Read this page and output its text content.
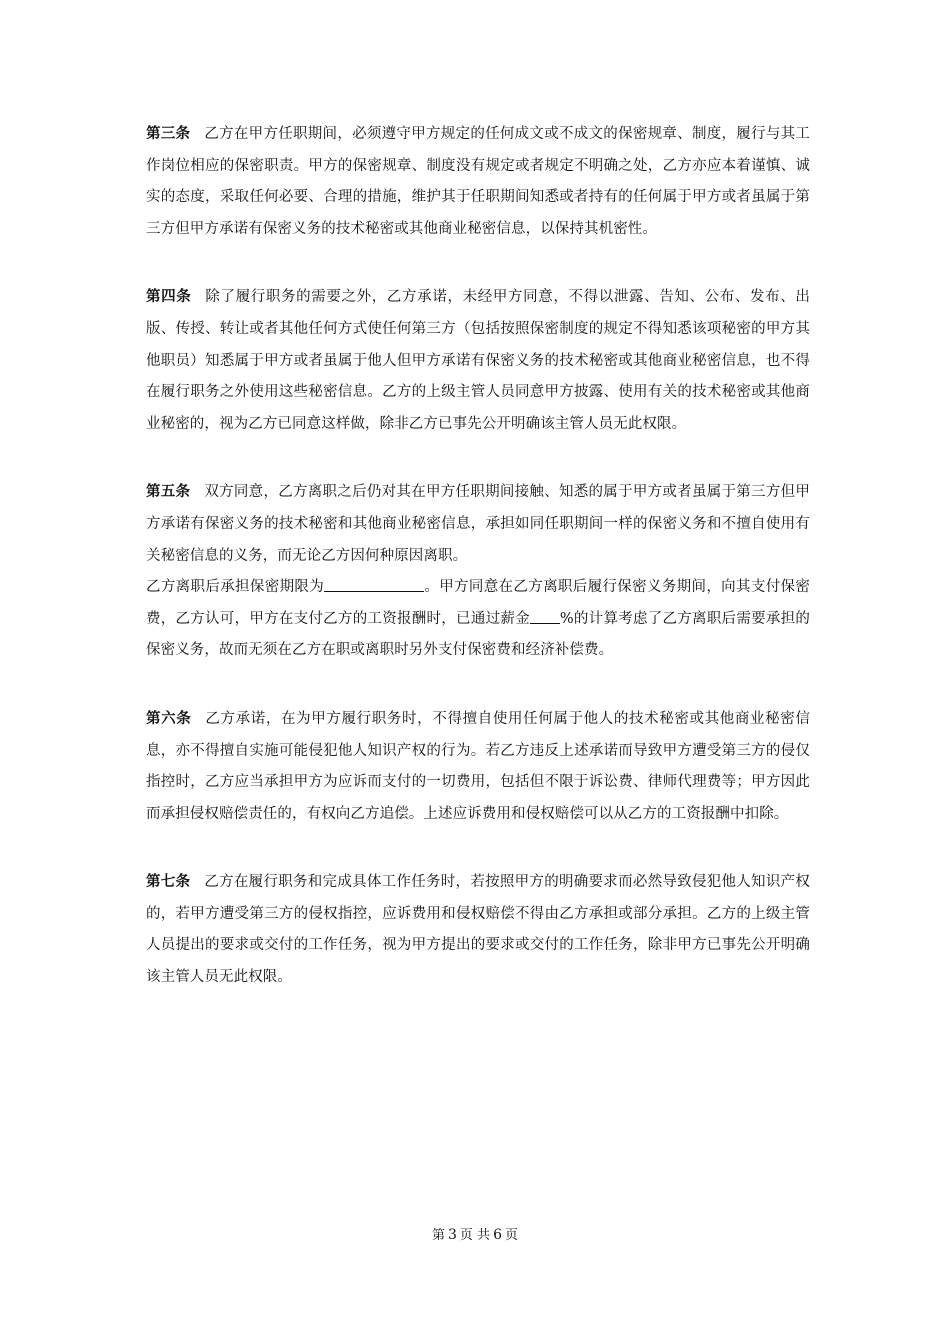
第三条 乙方在甲方任职期间，必须遵守甲方规定的任何成文或不成文的保密规章、制度，履行与其工作岗位相应的保密职责。甲方的保密规章、制度没有规定或者规定不明确之处，乙方亦应本着谨慎、诚实的态度，采取任何必要、合理的措施，维护其于任职期间知悉或者持有的任何属于甲方或者虽属于第三方但甲方承诺有保密义务的技术秘密或其他商业秘密信息，以保持其机密性。

第四条 除了履行职务的需要之外，乙方承诺，未经甲方同意，不得以泄露、告知、公布、发布、出版、传授、转让或者其他任何方式使任何第三方（包括按照保密制度的规定不得知悉该项秘密的甲方其他职员）知悉属于甲方或者虽属于他人但甲方承诺有保密义务的技术秘密或其他商业秘密信息，也不得在履行职务之外使用这些秘密信息。乙方的上级主管人员同意甲方披露、使用有关的技术秘密或其他商业秘密的，视为乙方已同意这样做，除非乙方已事先公开明确该主管人员无此权限。

第五条 双方同意，乙方离职之后仍对其在甲方任职期间接触、知悉的属于甲方或者虽属于第三方但甲方承诺有保密义务的技术秘密和其他商业秘密信息，承担如同任职期间一样的保密义务和不擅自使用有关秘密信息的义务，而无论乙方因何种原因离职。

乙方离职后承担保密期限为	。甲方同意在乙方离职后履行保密义务期间，向其支付保密费，乙方认可，甲方在支付乙方的工资报酬时，已通过薪金 %的计算考虑了乙方离职后需要承担的保密义务，故而无须在乙方在职或离职时另外支付保密费和经济补偿费。

第六条 乙方承诺，在为甲方履行职务时，不得擅自使用任何属于他人的技术秘密或其他商业秘密信息，亦不得擅自实施可能侵犯他人知识产权的行为。若乙方违反上述承诺而导致甲方遭受第三方的侵仅指控时，乙方应当承担甲方为应诉而支付的一切费用，包括但不限于诉讼费、律师代理费等；甲方因此而承担侵权赔偿责任的，有权向乙方追偿。上述应诉费用和侵权赔偿可以从乙方的工资报酬中扣除。

第七条 乙方在履行职务和完成具体工作任务时，若按照甲方的明确要求而必然导致侵犯他人知识产权的，若甲方遭受第三方的侵权指控，应诉费用和侵权赔偿不得由乙方承担或部分承担。乙方的上级主管人员提出的要求或交付的工作任务，视为甲方提出的要求或交付的工作任务，除非甲方已事先公开明确该主管人员无此权限。

第 3 页 共 6 页
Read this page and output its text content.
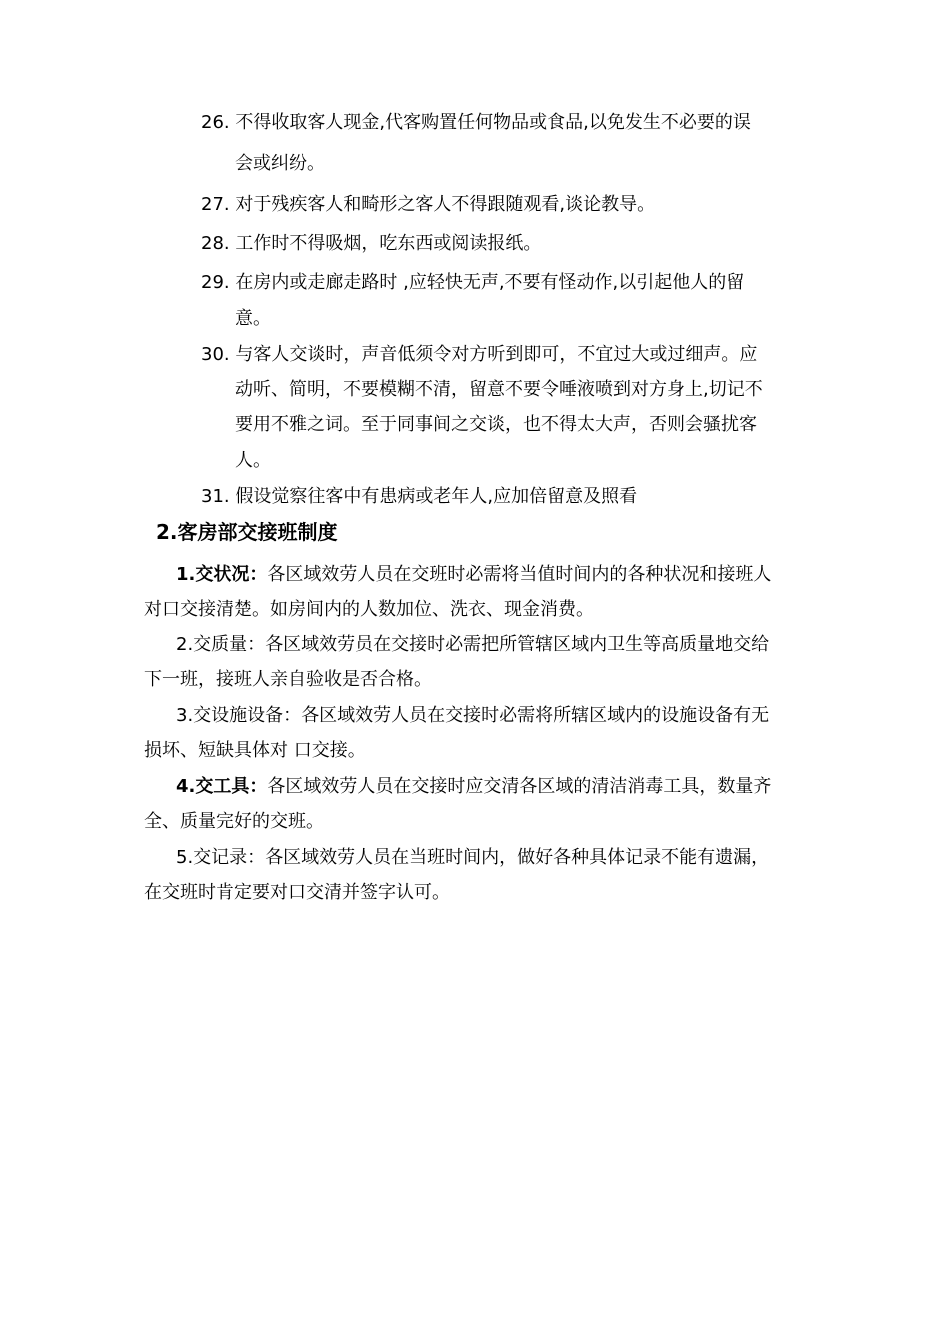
26. 不得收取客人现金,代客购置任何物品或食品,以免发生不必要的误
会或纠纷。
27. 对于残疾客人和畸形之客人不得跟随观看,谈论教导。
28. 工作时不得吸烟，吃东西或阅读报纸。
29. 在房内或走廊走路时 ,应轻快无声,不要有怪动作,以引起他人的留
意。
30. 与客人交谈时，声音低须令对方听到即可，不宜过大或过细声。应
动听、简明，不要模糊不清，留意不要令唾液喷到对方身上,切记不
要用不雅之词。至于同事间之交谈，也不得太大声，否则会骚扰客
人。
31. 假设觉察往客中有患病或老年人,应加倍留意及照看
2.客房部交接班制度
1.交状况：各区域效劳人员在交班时必需将当值时间内的各种状况和接班人
对口交接清楚。如房间内的人数加位、洗衣、现金消费。
2.交质量：各区域效劳员在交接时必需把所管辖区域内卫生等高质量地交给
下一班，接班人亲自验收是否合格。
3.交设施设备：各区域效劳人员在交接时必需将所辖区域内的设施设备有无
损坏、短缺具体对 口交接。
4.交工具：各区域效劳人员在交接时应交清各区域的清洁消毒工具，数量齐
全、质量完好的交班。
5.交记录：各区域效劳人员在当班时间内，做好各种具体记录不能有遗漏，
在交班时肯定要对口交清并签字认可。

--------------------------------------------------

● **What the task requires**
All the lines above are to be given again exactly as they read, with the pictures removed.

● **Worked answer**
Read this page and output its text content.
第三条 乙方在甲方任职期间，必须遵守甲方规定的任何成文或不成文的保密规章、制度，履行与其工作岗位相应的保密职责。甲方的保密规章、制度没有规定或者规定不明确之处，乙方亦应本着谨慎、诚实的态度，采取任何必要、合理的措施，维护其于任职期间知悉或者持有的任何属于甲方或者虽属于第三方但甲方承诺有保密义务的技术秘密或其他商业秘密信息，以保持其机密性。

第四条 除了履行职务的需要之外，乙方承诺，未经甲方同意，不得以泄露、告知、公布、发布、出版、传授、转让或者其他任何方式使任何第三方（包括按照保密制度的规定不得知悉该项秘密的甲方其他职员）知悉属于甲方或者虽属于他人但甲方承诺有保密义务的技术秘密或其他商业秘密信息，也不得在履行职务之外使用这些秘密信息。乙方的上级主管人员同意甲方披露、使用有关的技术秘密或其他商业秘密的，视为乙方已同意这样做，除非乙方已事先公开明确该主管人员无此权限。

第五条 双方同意，乙方离职之后仍对其在甲方任职期间接触、知悉的属于甲方或者虽属于第三方但甲方承诺有保密义务的技术秘密和其他商业秘密信息，承担如同任职期间一样的保密义务和不擅自使用有关秘密信息的义务，而无论乙方因何种原因离职。

乙方离职后承担保密期限为	。甲方同意在乙方离职后履行保密义务期间，向其支付保密费，乙方认可，甲方在支付乙方的工资报酬时，已通过薪金 %的计算考虑了乙方离职后需要承担的保密义务，故而无须在乙方在职或离职时另外支付保密费和经济补偿费。

第六条 乙方承诺，在为甲方履行职务时，不得擅自使用任何属于他人的技术秘密或其他商业秘密信息，亦不得擅自实施可能侵犯他人知识产权的行为。若乙方违反上述承诺而导致甲方遭受第三方的侵仅指控时，乙方应当承担甲方为应诉而支付的一切费用，包括但不限于诉讼费、律师代理费等；甲方因此而承担侵权赔偿责任的，有权向乙方追偿。上述应诉费用和侵权赔偿可以从乙方的工资报酬中扣除。

第七条 乙方在履行职务和完成具体工作任务时，若按照甲方的明确要求而必然导致侵犯他人知识产权的，若甲方遭受第三方的侵权指控，应诉费用和侵权赔偿不得由乙方承担或部分承担。乙方的上级主管人员提出的要求或交付的工作任务，视为甲方提出的要求或交付的工作任务，除非甲方已事先公开明确该主管人员无此权限。

第 3 页 共 6 页
Read this page and output its text content.
26. 不得收取客人现金,代客购置任何物品或食品,以免发生不必要的误
会或纠纷。
27. 对于残疾客人和畸形之客人不得跟随观看,谈论教导。
28. 工作时不得吸烟，吃东西或阅读报纸。
29. 在房内或走廊走路时 ,应轻快无声,不要有怪动作,以引起他人的留
意。
30. 与客人交谈时，声音低须令对方听到即可，不宜过大或过细声。应
动听、简明，不要模糊不清，留意不要令唾液喷到对方身上,切记不
要用不雅之词。至于同事间之交谈，也不得太大声，否则会骚扰客
人。
31. 假设觉察往客中有患病或老年人,应加倍留意及照看
2.客房部交接班制度
1.交状况：各区域效劳人员在交班时必需将当值时间内的各种状况和接班人
对口交接清楚。如房间内的人数加位、洗衣、现金消费。
2.交质量：各区域效劳员在交接时必需把所管辖区域内卫生等高质量地交给
下一班，接班人亲自验收是否合格。
3.交设施设备：各区域效劳人员在交接时必需将所辖区域内的设施设备有无
损坏、短缺具体对 口交接。
4.交工具：各区域效劳人员在交接时应交清各区域的清洁消毒工具，数量齐
全、质量完好的交班。
5.交记录：各区域效劳人员在当班时间内，做好各种具体记录不能有遗漏，
在交班时肯定要对口交清并签字认可。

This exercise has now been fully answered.